**Layout region records**:
▽

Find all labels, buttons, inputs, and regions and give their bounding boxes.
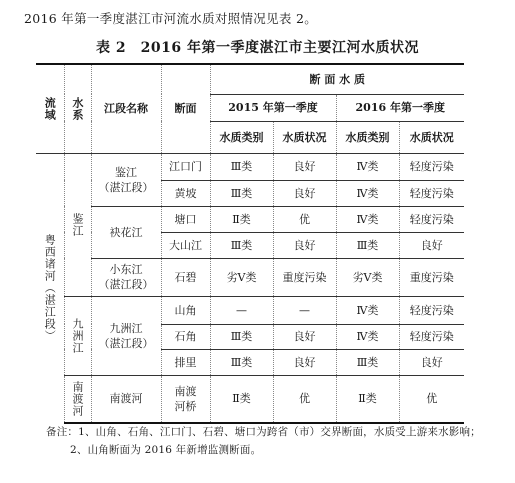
river-system-jian: 鉴江 <box>64 153 91 296</box>
status-2016-cell: 轻度污染 <box>399 206 464 232</box>
class-2016-cell: 劣Ⅴ类 <box>336 258 399 296</box>
section-cell: 石碧 <box>161 258 210 296</box>
table-row <box>36 258 464 296</box>
class-2015-cell: Ⅲ类 <box>210 180 273 206</box>
header-water-quality: 断 面 水 质 <box>210 64 464 94</box>
status-2015-cell: 优 <box>273 375 336 423</box>
status-2015-cell: 良好 <box>273 232 336 258</box>
section-cell: 排里 <box>161 349 210 375</box>
status-2016-cell: 轻度污染 <box>399 153 464 180</box>
status-2015-cell: — <box>273 296 336 324</box>
segment-nandu: 南渡河 <box>91 375 161 423</box>
class-2015-cell: — <box>210 296 273 324</box>
river-system-nandu: 南渡河 <box>64 375 91 423</box>
section-cell: 江口门 <box>161 153 210 180</box>
table-row <box>36 296 464 324</box>
class-2016-cell: Ⅳ类 <box>336 324 399 349</box>
status-2016-cell: 轻度污染 <box>399 324 464 349</box>
status-2015-cell: 良好 <box>273 349 336 375</box>
segment-jian-zhanjiang: 鉴江 （湛江段） <box>91 153 161 206</box>
status-2016-cell: 良好 <box>399 349 464 375</box>
header-status-2015: 水质状况 <box>273 121 336 153</box>
header-2016-q1: 2016 年第一季度 <box>336 94 464 121</box>
note-line-2: 2、山角断面为 2016 年新增监测断面。 <box>70 444 262 456</box>
status-2016-cell: 良好 <box>399 232 464 258</box>
class-2015-cell: Ⅱ类 <box>210 375 273 423</box>
header-segment: 江段名称 <box>91 64 161 153</box>
status-2016-cell: 轻度污染 <box>399 180 464 206</box>
header-status-2016: 水质状况 <box>399 121 464 153</box>
class-2015-cell: Ⅲ类 <box>210 153 273 180</box>
status-2016-cell: 轻度污染 <box>399 296 464 324</box>
class-2015-cell: Ⅲ类 <box>210 349 273 375</box>
class-2016-cell: Ⅳ类 <box>336 206 399 232</box>
class-2016-cell: Ⅲ类 <box>336 349 399 375</box>
status-2016-cell: 优 <box>399 375 464 423</box>
table-row <box>36 375 464 423</box>
section-cell: 大山江 <box>161 232 210 258</box>
status-2015-cell: 良好 <box>273 153 336 180</box>
river-system-jiuzhou: 九洲江 <box>64 296 91 375</box>
table-row <box>36 153 464 180</box>
header-class-2016: 水质类别 <box>336 121 399 153</box>
header-class-2015: 水质类别 <box>210 121 273 153</box>
class-2016-cell: Ⅳ类 <box>336 296 399 324</box>
class-2016-cell: Ⅱ类 <box>336 375 399 423</box>
header-basin: 流域 <box>36 64 64 153</box>
class-2015-cell: Ⅲ类 <box>210 232 273 258</box>
section-cell: 山角 <box>161 296 210 324</box>
segment-fuhuajiang: 袂花江 <box>91 206 161 258</box>
table-title: 表 2 2016 年第一季度湛江市主要江河水质状况 <box>96 40 419 56</box>
intro-text: 2016 年第一季度湛江市河流水质对照情况见表 2。 <box>24 11 318 26</box>
header-section: 断面 <box>161 64 210 153</box>
class-2016-cell: Ⅳ类 <box>336 180 399 206</box>
header-2015-q1: 2015 年第一季度 <box>210 94 336 121</box>
note-line-1: 备注：1、山角、石角、江口门、石碧、塘口为跨省（市）交界断面，水质受上游来水影响； <box>46 426 481 438</box>
segment-xiaodong: 小东江 （湛江段） <box>91 258 161 296</box>
segment-jiuzhou-zhanjiang: 九洲江 （湛江段） <box>91 296 161 375</box>
water-quality-table <box>36 63 464 424</box>
section-cell: 黄坡 <box>161 180 210 206</box>
table-row <box>36 206 464 232</box>
header-river-system: 水系 <box>64 64 91 153</box>
section-cell: 石角 <box>161 324 210 349</box>
class-2015-cell: 劣Ⅴ类 <box>210 258 273 296</box>
section-cell: 南渡 河桥 <box>161 375 210 423</box>
status-2015-cell: 优 <box>273 206 336 232</box>
section-cell: 塘口 <box>161 206 210 232</box>
status-2016-cell: 重度污染 <box>399 258 464 296</box>
status-2015-cell: 重度污染 <box>273 258 336 296</box>
status-2015-cell: 良好 <box>273 324 336 349</box>
class-2016-cell: Ⅲ类 <box>336 232 399 258</box>
class-2016-cell: Ⅳ类 <box>336 153 399 180</box>
basin-cell: 粤西诸河（湛江段） <box>36 153 64 423</box>
class-2015-cell: Ⅱ类 <box>210 206 273 232</box>
status-2015-cell: 良好 <box>273 180 336 206</box>
class-2015-cell: Ⅲ类 <box>210 324 273 349</box>
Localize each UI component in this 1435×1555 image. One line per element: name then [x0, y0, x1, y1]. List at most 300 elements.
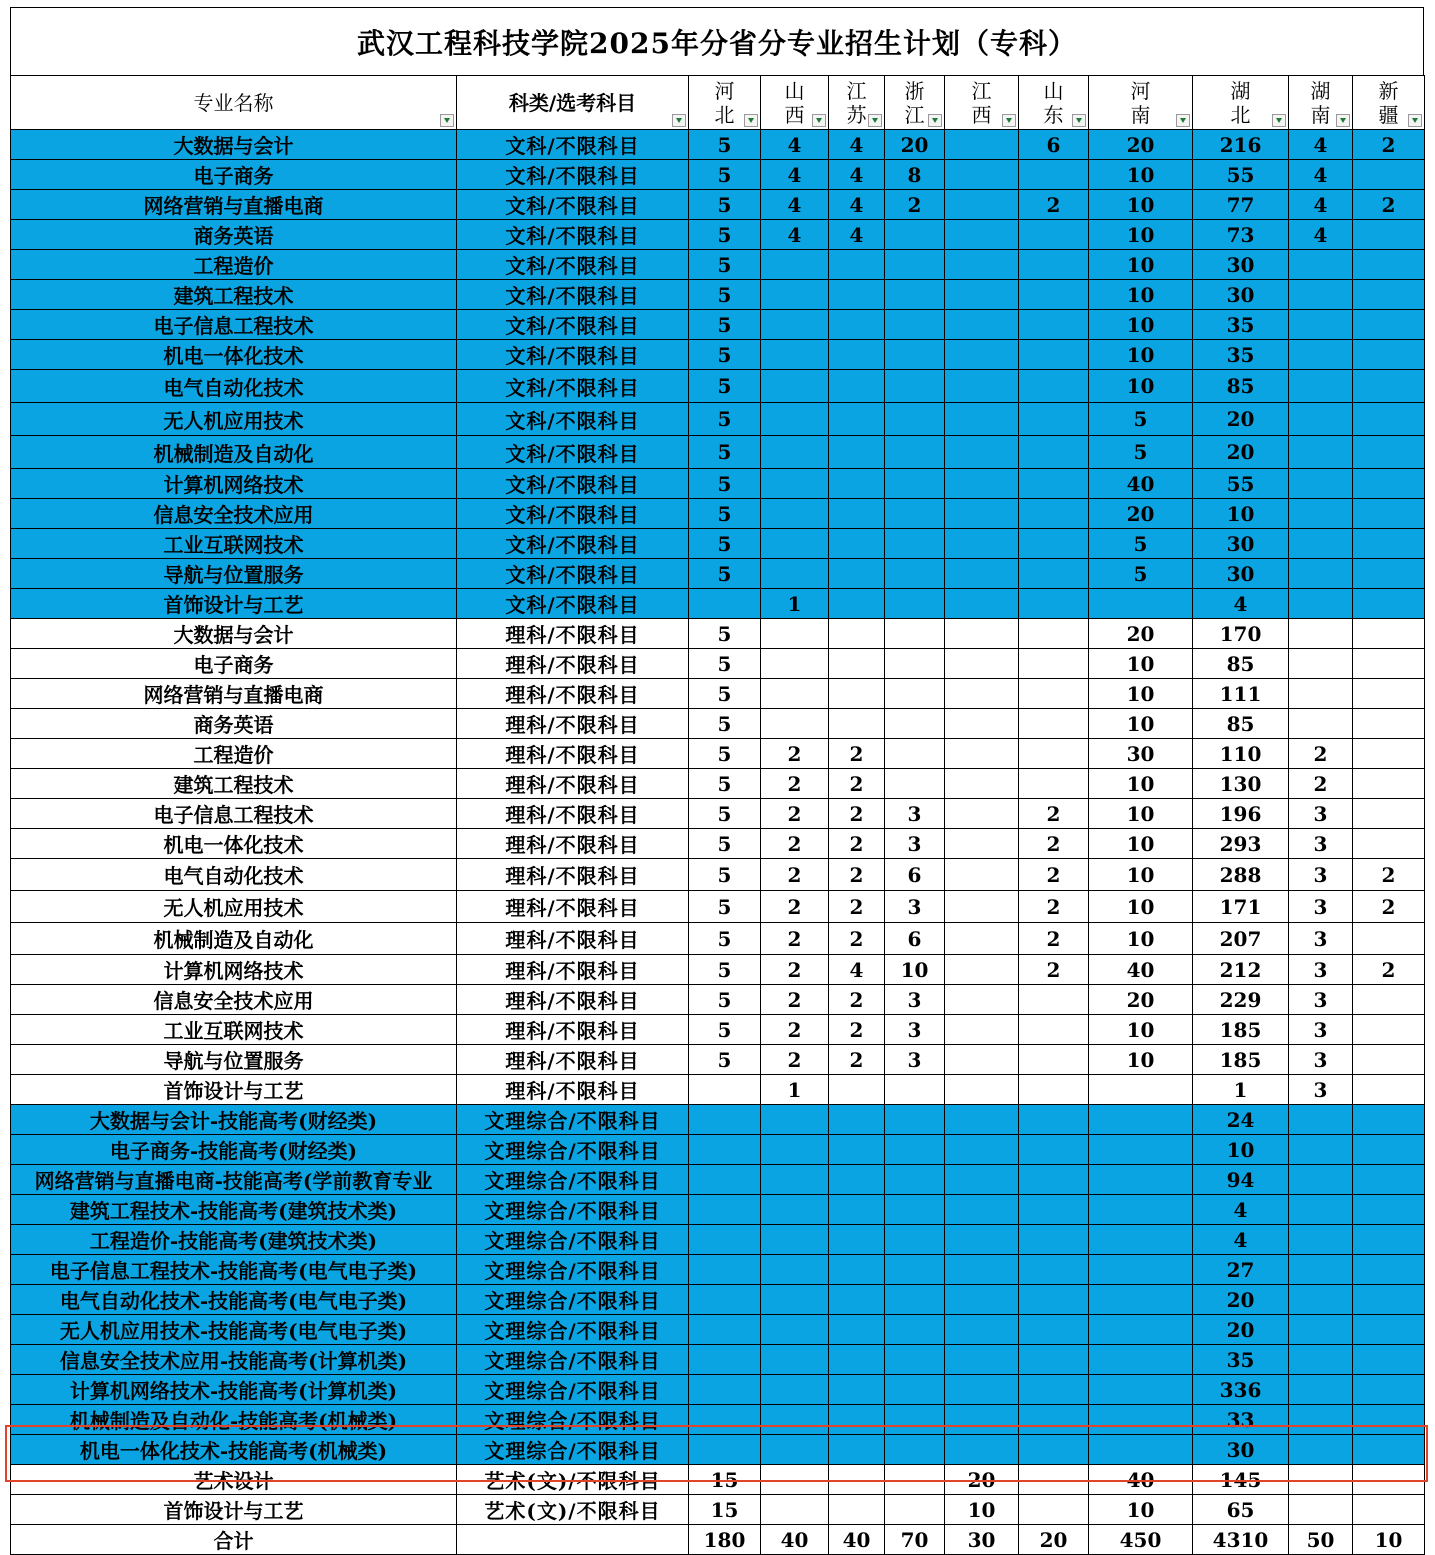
quota-cell[interactable]	[945, 280, 1019, 310]
quota-cell[interactable]: 40	[1089, 955, 1193, 985]
quota-cell[interactable]	[945, 709, 1019, 739]
quota-cell[interactable]	[885, 649, 945, 679]
category-cell[interactable]: 理科/不限科目	[457, 679, 689, 709]
quota-cell[interactable]: 2	[761, 859, 829, 891]
quota-cell[interactable]	[1289, 250, 1353, 280]
quota-cell[interactable]	[1089, 1135, 1193, 1165]
quota-cell[interactable]	[945, 403, 1019, 436]
quota-cell[interactable]	[1353, 985, 1425, 1015]
quota-cell[interactable]	[1353, 529, 1425, 559]
quota-cell[interactable]: 2	[829, 859, 885, 891]
quota-cell[interactable]: 5	[689, 340, 761, 370]
quota-cell[interactable]: 110	[1193, 739, 1289, 769]
quota-cell[interactable]	[689, 1345, 761, 1375]
quota-cell[interactable]	[945, 130, 1019, 160]
quota-cell[interactable]	[1019, 1105, 1089, 1135]
quota-cell[interactable]: 185	[1193, 1015, 1289, 1045]
quota-cell[interactable]	[1289, 1105, 1353, 1135]
quota-cell[interactable]	[829, 1135, 885, 1165]
quota-cell[interactable]: 5	[689, 859, 761, 891]
quota-cell[interactable]: 6	[885, 923, 945, 955]
quota-cell[interactable]	[1019, 679, 1089, 709]
quota-cell[interactable]: 216	[1193, 130, 1289, 160]
quota-cell[interactable]	[885, 1165, 945, 1195]
quota-cell[interactable]	[1353, 1255, 1425, 1285]
quota-cell[interactable]: 10	[1089, 1495, 1193, 1525]
quota-cell[interactable]: 293	[1193, 829, 1289, 859]
major-name-cell[interactable]: 电子商务	[11, 160, 457, 190]
quota-cell[interactable]	[885, 739, 945, 769]
quota-cell[interactable]: 77	[1193, 190, 1289, 220]
quota-cell[interactable]	[1089, 1105, 1193, 1135]
quota-cell[interactable]	[885, 340, 945, 370]
quota-cell[interactable]: 6	[1019, 130, 1089, 160]
quota-cell[interactable]: 10	[1193, 1135, 1289, 1165]
quota-cell[interactable]	[1019, 469, 1089, 499]
quota-cell[interactable]: 20	[945, 1465, 1019, 1495]
quota-cell[interactable]	[1353, 799, 1425, 829]
quota-cell[interactable]	[885, 1375, 945, 1405]
category-cell[interactable]: 理科/不限科目	[457, 891, 689, 923]
quota-cell[interactable]: 5	[689, 829, 761, 859]
quota-cell[interactable]	[1089, 1375, 1193, 1405]
quota-cell[interactable]	[761, 340, 829, 370]
quota-cell[interactable]: 4	[761, 220, 829, 250]
quota-cell[interactable]: 2	[761, 739, 829, 769]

△

**INSTRUCTIONS TO FOLLOW**: Would you write out every line of the records above word for word, leaving out the pictures?

**RESPONSE TO THE TASK**:
Find all labels, buttons, inputs, and regions and give their bounding boxes.
river-system-jian: 鉴江 <box>64 153 91 296</box>
status-2016-cell: 轻度污染 <box>399 206 464 232</box>
class-2016-cell: 劣Ⅴ类 <box>336 258 399 296</box>
section-cell: 石碧 <box>161 258 210 296</box>
table-row <box>36 258 464 296</box>
class-2015-cell: Ⅲ类 <box>210 180 273 206</box>
header-water-quality: 断 面 水 质 <box>210 64 464 94</box>
status-2015-cell: 优 <box>273 375 336 423</box>
status-2015-cell: 良好 <box>273 232 336 258</box>
section-cell: 排里 <box>161 349 210 375</box>
status-2016-cell: 轻度污染 <box>399 153 464 180</box>
status-2015-cell: — <box>273 296 336 324</box>
segment-nandu: 南渡河 <box>91 375 161 423</box>
class-2015-cell: — <box>210 296 273 324</box>
river-system-nandu: 南渡河 <box>64 375 91 423</box>
section-cell: 江口门 <box>161 153 210 180</box>
table-row <box>36 296 464 324</box>
class-2016-cell: Ⅳ类 <box>336 324 399 349</box>
status-2016-cell: 轻度污染 <box>399 324 464 349</box>
status-2015-cell: 良好 <box>273 349 336 375</box>
segment-jian-zhanjiang: 鉴江 （湛江段） <box>91 153 161 206</box>
status-2016-cell: 良好 <box>399 349 464 375</box>
header-status-2015: 水质状况 <box>273 121 336 153</box>
header-2016-q1: 2016 年第一季度 <box>336 94 464 121</box>
note-line-2: 2、山角断面为 2016 年新增监测断面。 <box>70 444 262 456</box>
status-2016-cell: 良好 <box>399 232 464 258</box>
class-2015-cell: Ⅱ类 <box>210 375 273 423</box>
header-segment: 江段名称 <box>91 64 161 153</box>
status-2016-cell: 轻度污染 <box>399 180 464 206</box>
header-status-2016: 水质状况 <box>399 121 464 153</box>
class-2015-cell: Ⅲ类 <box>210 153 273 180</box>
status-2016-cell: 轻度污染 <box>399 296 464 324</box>
class-2015-cell: Ⅲ类 <box>210 349 273 375</box>
class-2016-cell: Ⅳ类 <box>336 206 399 232</box>
class-2016-cell: Ⅲ类 <box>336 349 399 375</box>
status-2016-cell: 优 <box>399 375 464 423</box>
table-row <box>36 375 464 423</box>
section-cell: 大山江 <box>161 232 210 258</box>
status-2015-cell: 良好 <box>273 153 336 180</box>
river-system-jiuzhou: 九洲江 <box>64 296 91 375</box>
table-row <box>36 153 464 180</box>
header-class-2016: 水质类别 <box>336 121 399 153</box>
header-class-2015: 水质类别 <box>210 121 273 153</box>
class-2016-cell: Ⅳ类 <box>336 296 399 324</box>
class-2016-cell: Ⅱ类 <box>336 375 399 423</box>
header-basin: 流域 <box>36 64 64 153</box>
class-2015-cell: Ⅲ类 <box>210 232 273 258</box>
section-cell: 山角 <box>161 296 210 324</box>
segment-fuhuajiang: 袂花江 <box>91 206 161 258</box>
table-title: 表 2 2016 年第一季度湛江市主要江河水质状况 <box>96 40 419 56</box>
intro-text: 2016 年第一季度湛江市河流水质对照情况见表 2。 <box>24 11 318 26</box>
header-section: 断面 <box>161 64 210 153</box>
class-2016-cell: Ⅳ类 <box>336 180 399 206</box>
header-2015-q1: 2015 年第一季度 <box>210 94 336 121</box>
note-line-1: 备注：1、山角、石角、江口门、石碧、塘口为跨省（市）交界断面，水质受上游来水影响； <box>46 426 481 438</box>
segment-xiaodong: 小东江 （湛江段） <box>91 258 161 296</box>
segment-jiuzhou-zhanjiang: 九洲江 （湛江段） <box>91 296 161 375</box>
water-quality-table <box>36 63 464 424</box>
section-cell: 黄坡 <box>161 180 210 206</box>
table-row <box>36 206 464 232</box>
header-river-system: 水系 <box>64 64 91 153</box>
section-cell: 石角 <box>161 324 210 349</box>
class-2015-cell: 劣Ⅴ类 <box>210 258 273 296</box>
section-cell: 南渡 河桥 <box>161 375 210 423</box>
status-2015-cell: 优 <box>273 206 336 232</box>
section-cell: 塘口 <box>161 206 210 232</box>
status-2016-cell: 重度污染 <box>399 258 464 296</box>
status-2015-cell: 重度污染 <box>273 258 336 296</box>
status-2015-cell: 良好 <box>273 324 336 349</box>
class-2016-cell: Ⅲ类 <box>336 232 399 258</box>
class-2016-cell: Ⅳ类 <box>336 153 399 180</box>
basin-cell: 粤西诸河（湛江段） <box>36 153 64 423</box>
class-2015-cell: Ⅱ类 <box>210 206 273 232</box>
status-2015-cell: 良好 <box>273 180 336 206</box>
class-2015-cell: Ⅲ类 <box>210 324 273 349</box>
Localize each UI component in this 1435×1555 image. One line per element: name then [x0, y0, x1, y1]. List at most 300 elements.
quota-cell[interactable]	[945, 280, 1019, 310]
quota-cell[interactable]: 40	[1089, 955, 1193, 985]
quota-cell[interactable]	[945, 709, 1019, 739]
quota-cell[interactable]	[885, 649, 945, 679]
category-cell[interactable]: 理科/不限科目	[457, 679, 689, 709]
quota-cell[interactable]: 2	[761, 859, 829, 891]
quota-cell[interactable]	[1289, 250, 1353, 280]
quota-cell[interactable]	[1089, 1135, 1193, 1165]
quota-cell[interactable]	[945, 403, 1019, 436]
quota-cell[interactable]	[1353, 985, 1425, 1015]
quota-cell[interactable]	[1353, 529, 1425, 559]
quota-cell[interactable]: 2	[829, 859, 885, 891]
quota-cell[interactable]: 5	[689, 340, 761, 370]
quota-cell[interactable]: 110	[1193, 739, 1289, 769]
quota-cell[interactable]	[689, 1345, 761, 1375]
quota-cell[interactable]	[945, 130, 1019, 160]
quota-cell[interactable]	[1019, 1105, 1089, 1135]
quota-cell[interactable]: 185	[1193, 1015, 1289, 1045]
quota-cell[interactable]	[1289, 1105, 1353, 1135]
quota-cell[interactable]	[829, 1135, 885, 1165]
quota-cell[interactable]: 5	[689, 859, 761, 891]
quota-cell[interactable]: 6	[885, 923, 945, 955]
quota-cell[interactable]	[1019, 679, 1089, 709]
quota-cell[interactable]: 216	[1193, 130, 1289, 160]
quota-cell[interactable]	[885, 1165, 945, 1195]
quota-cell[interactable]	[1353, 1255, 1425, 1285]
quota-cell[interactable]: 10	[1089, 1495, 1193, 1525]
quota-cell[interactable]: 293	[1193, 829, 1289, 859]
major-name-cell[interactable]: 电子商务	[11, 160, 457, 190]
quota-cell[interactable]	[885, 739, 945, 769]
quota-cell[interactable]: 77	[1193, 190, 1289, 220]
quota-cell[interactable]	[1089, 1105, 1193, 1135]
quota-cell[interactable]	[885, 340, 945, 370]
quota-cell[interactable]: 6	[1019, 130, 1089, 160]
quota-cell[interactable]: 10	[1193, 1135, 1289, 1165]
quota-cell[interactable]	[1019, 469, 1089, 499]
quota-cell[interactable]: 20	[945, 1465, 1019, 1495]
quota-cell[interactable]	[1353, 799, 1425, 829]
quota-cell[interactable]	[885, 1375, 945, 1405]
category-cell[interactable]: 理科/不限科目	[457, 891, 689, 923]
quota-cell[interactable]: 5	[689, 829, 761, 859]
quota-cell[interactable]	[1089, 1375, 1193, 1405]
quota-cell[interactable]	[761, 340, 829, 370]
quota-cell[interactable]: 4	[761, 220, 829, 250]
quota-cell[interactable]: 2	[761, 739, 829, 769]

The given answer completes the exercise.